··· INPUT MATERIAL

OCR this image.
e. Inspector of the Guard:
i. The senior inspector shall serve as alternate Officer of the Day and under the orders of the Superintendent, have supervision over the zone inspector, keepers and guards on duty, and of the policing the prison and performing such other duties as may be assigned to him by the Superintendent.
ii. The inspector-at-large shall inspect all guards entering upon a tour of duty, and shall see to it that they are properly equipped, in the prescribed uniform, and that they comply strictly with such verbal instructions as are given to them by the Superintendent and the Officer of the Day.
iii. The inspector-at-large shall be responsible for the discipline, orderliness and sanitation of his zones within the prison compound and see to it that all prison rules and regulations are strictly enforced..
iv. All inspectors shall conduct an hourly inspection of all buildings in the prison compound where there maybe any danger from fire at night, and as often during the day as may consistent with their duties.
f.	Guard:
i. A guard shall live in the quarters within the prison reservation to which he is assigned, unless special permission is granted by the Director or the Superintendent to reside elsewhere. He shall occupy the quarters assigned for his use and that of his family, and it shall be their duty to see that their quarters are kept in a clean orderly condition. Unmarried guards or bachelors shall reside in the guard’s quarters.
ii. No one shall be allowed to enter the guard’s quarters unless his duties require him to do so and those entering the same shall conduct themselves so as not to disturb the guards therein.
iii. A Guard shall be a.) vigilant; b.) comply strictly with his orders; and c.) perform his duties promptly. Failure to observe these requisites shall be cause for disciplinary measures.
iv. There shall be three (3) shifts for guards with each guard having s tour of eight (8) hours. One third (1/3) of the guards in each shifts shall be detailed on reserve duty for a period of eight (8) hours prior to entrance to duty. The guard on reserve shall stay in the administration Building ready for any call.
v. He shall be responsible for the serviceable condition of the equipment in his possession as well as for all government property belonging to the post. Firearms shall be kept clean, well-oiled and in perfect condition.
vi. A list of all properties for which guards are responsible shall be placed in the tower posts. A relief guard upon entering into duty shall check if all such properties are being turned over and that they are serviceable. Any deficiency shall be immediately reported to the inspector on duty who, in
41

······

OBJECTIVE:
Where a line in the entries holds the word "Superintendent", copy that line.

THE RESPONSE:
i. The senior inspector shall serve as alternate Officer of the Day and under the orders of the Superintendent, have supervision over the zone inspector, keepers and guards on duty, and of the policing the prison and performing such other duties as may be assigned to him by the Superintendent.
ii. The inspector-at-large shall inspect all guards entering upon a tour of duty, and shall see to it that they are properly equipped, in the prescribed uniform, and that they comply strictly with such verbal instructions as are given to them by the Superintendent and the Officer of the Day.
i. A guard shall live in the quarters within the prison reservation to which he is assigned, unless special permission is granted by the Director or the Superintendent to reside elsewhere. He shall occupy the quarters assigned for his use and that of his family, and it shall be their duty to see that their quarters are kept in a clean orderly condition. Unmarried guards or bachelors shall reside in the guard’s quarters.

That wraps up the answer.